» **Set problem**
Skip the pictures and repeat each line of the data exactly.

--- BEGIN Record excerpts ---

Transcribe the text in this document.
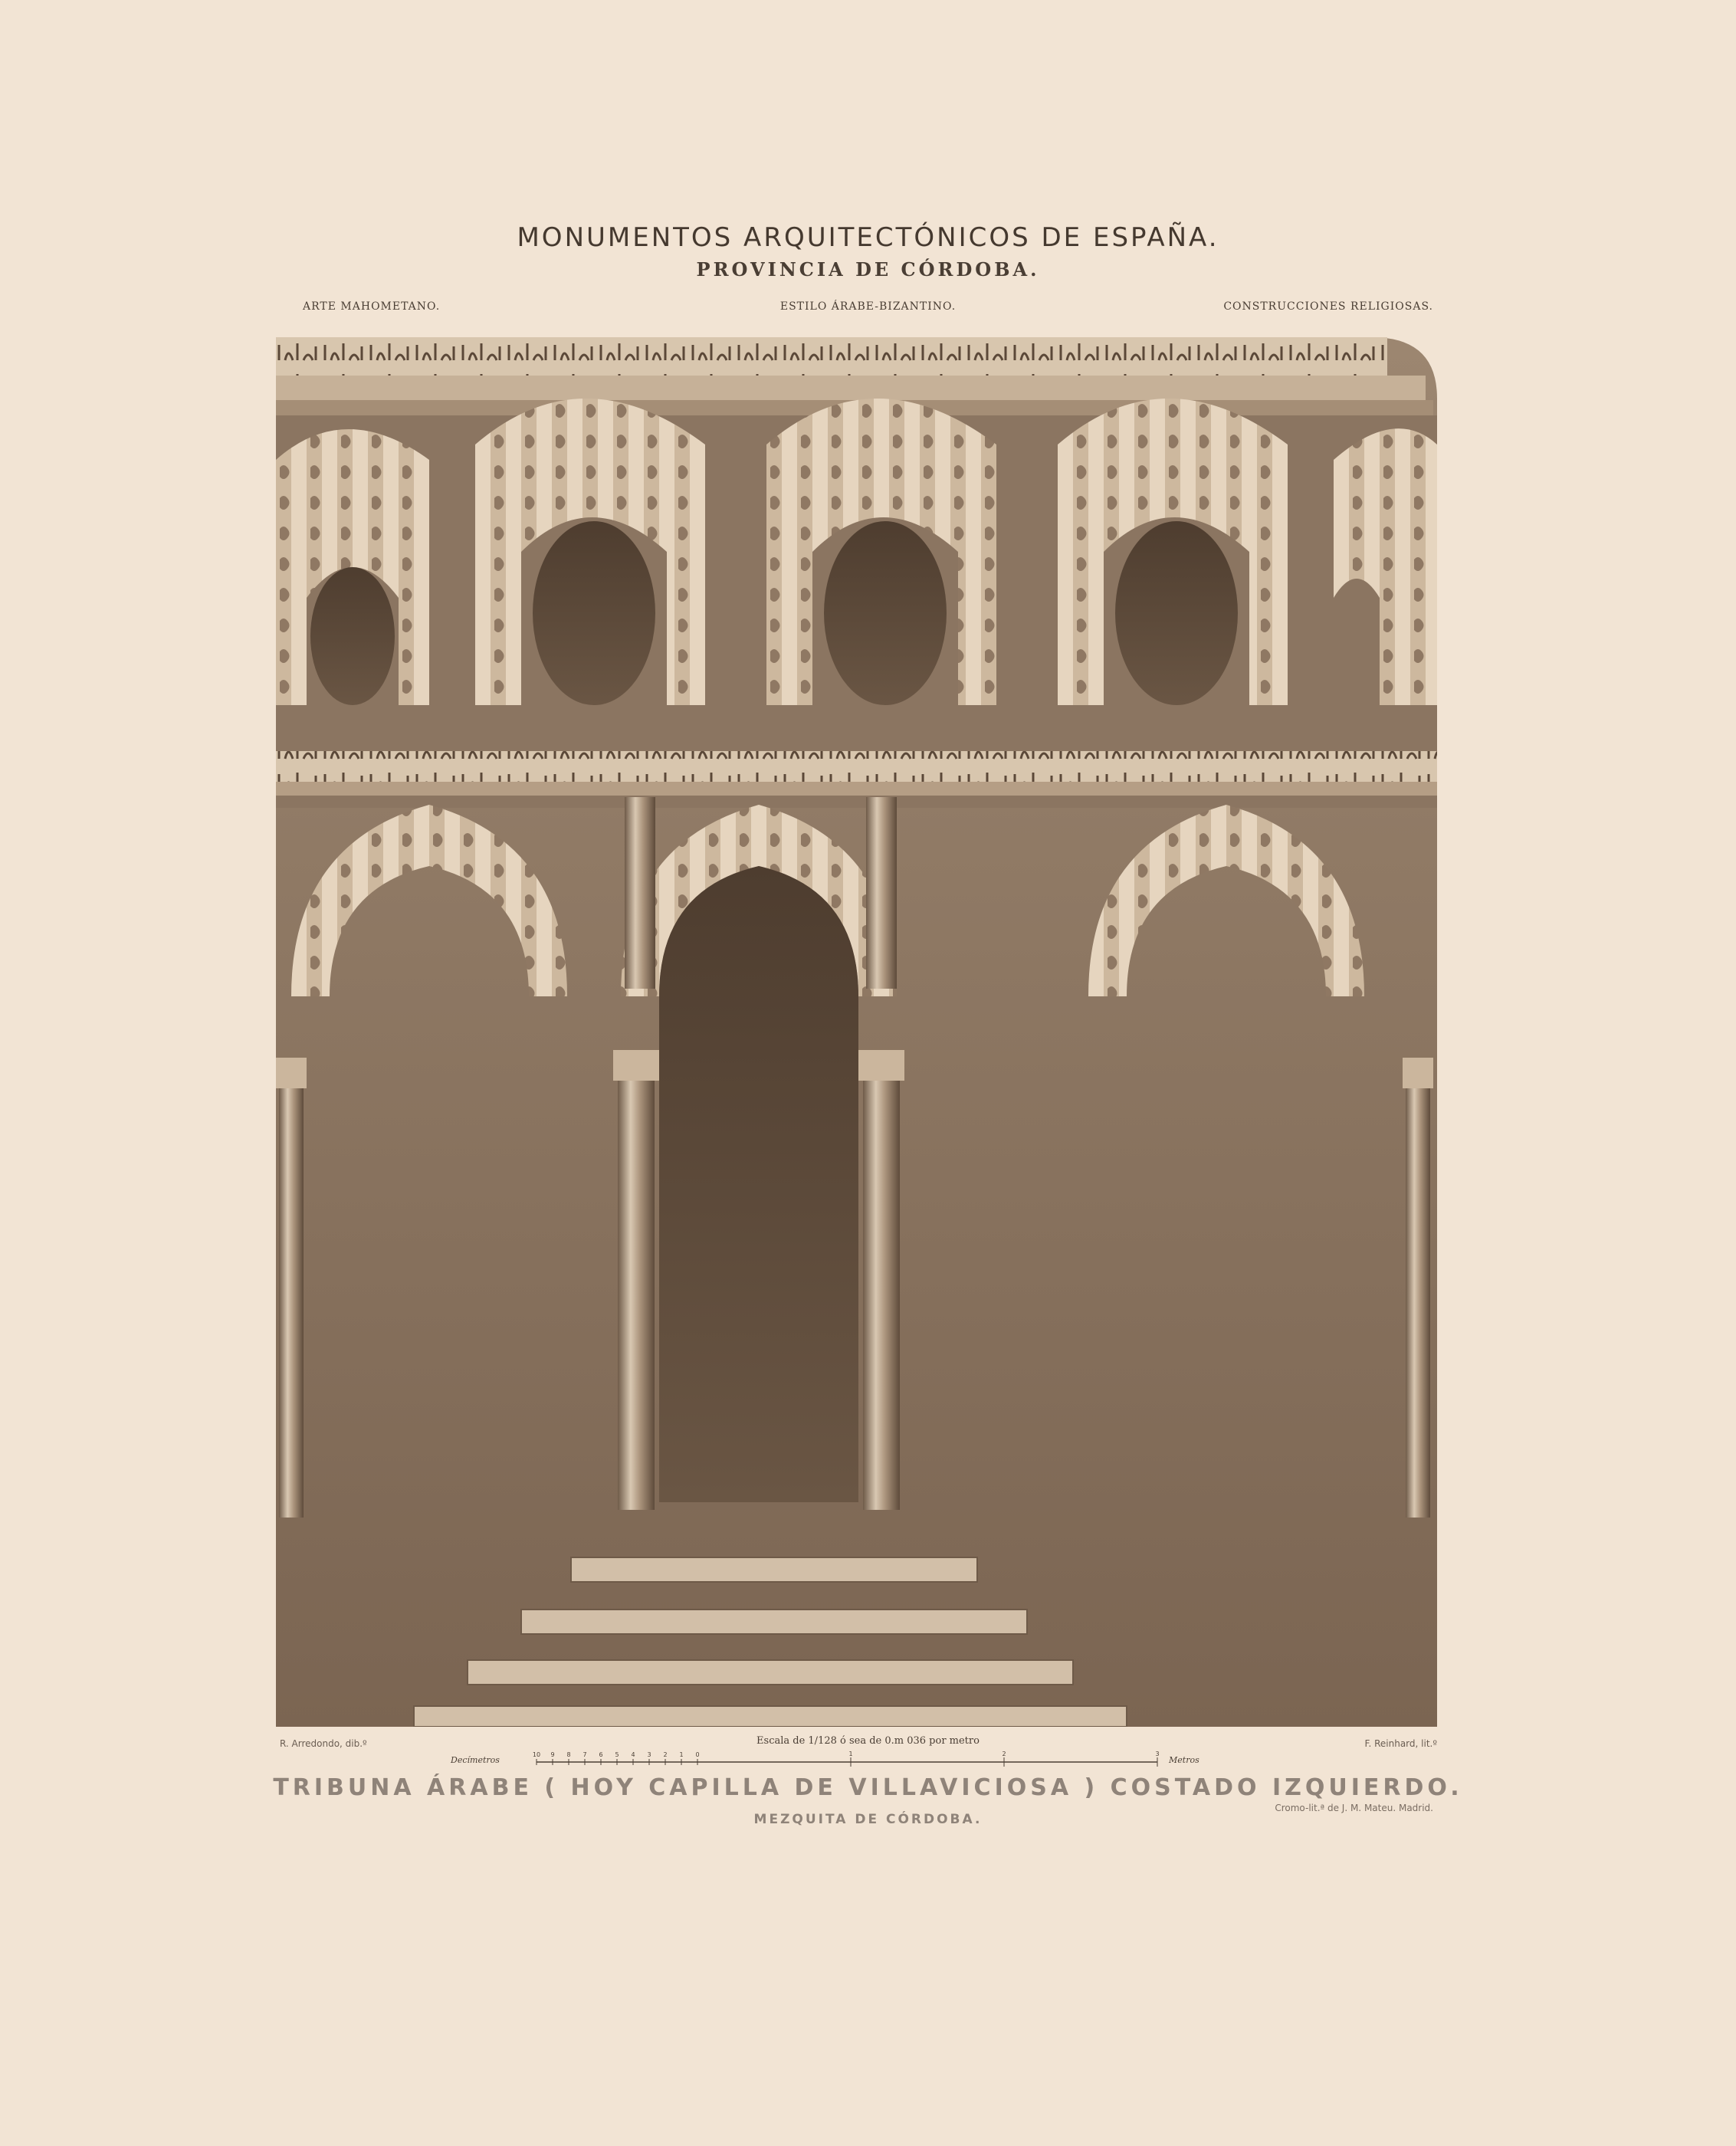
MONUMENTOS ARQUITECTÓNICOS DE ESPAÑA.
PROVINCIA DE CÓRDOBA.
ARTE MAHOMETANO.	ESTILO ÁRABE-BIZANTINO.	CONSTRUCCIONES RELIGIOSAS.
R. Arredondo, dib.º	F. Reinhard, lit.º
Escala de 1/128 ó sea de 0.m 036 por metro
Decímetros	Metros
10 9 8 7 6 5 4 3 2 1 0	1	2	3
TRIBUNA ÁRABE ( HOY CAPILLA DE VILLAVICIOSA ) COSTADO IZQUIERDO.
MEZQUITA DE CÓRDOBA.
Cromo-lit.ª de J. M. Mateu. Madrid.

--- END Record excerpts ---

» **The output**
Transcribe the text in this document.
MONUMENTOS ARQUITECTÓNICOS DE ESPAÑA.
PROVINCIA DE CÓRDOBA.
ARTE MAHOMETANO.	ESTILO ÁRABE-BIZANTINO.	CONSTRUCCIONES RELIGIOSAS.
R. Arredondo, dib.º	F. Reinhard, lit.º
Escala de 1/128 ó sea de 0.m 036 por metro
Decímetros	Metros
10 9 8 7 6 5 4 3 2 1 0	1	2	3
TRIBUNA ÁRABE ( HOY CAPILLA DE VILLAVICIOSA ) COSTADO IZQUIERDO.
MEZQUITA DE CÓRDOBA.
Cromo-lit.ª de J. M. Mateu. Madrid.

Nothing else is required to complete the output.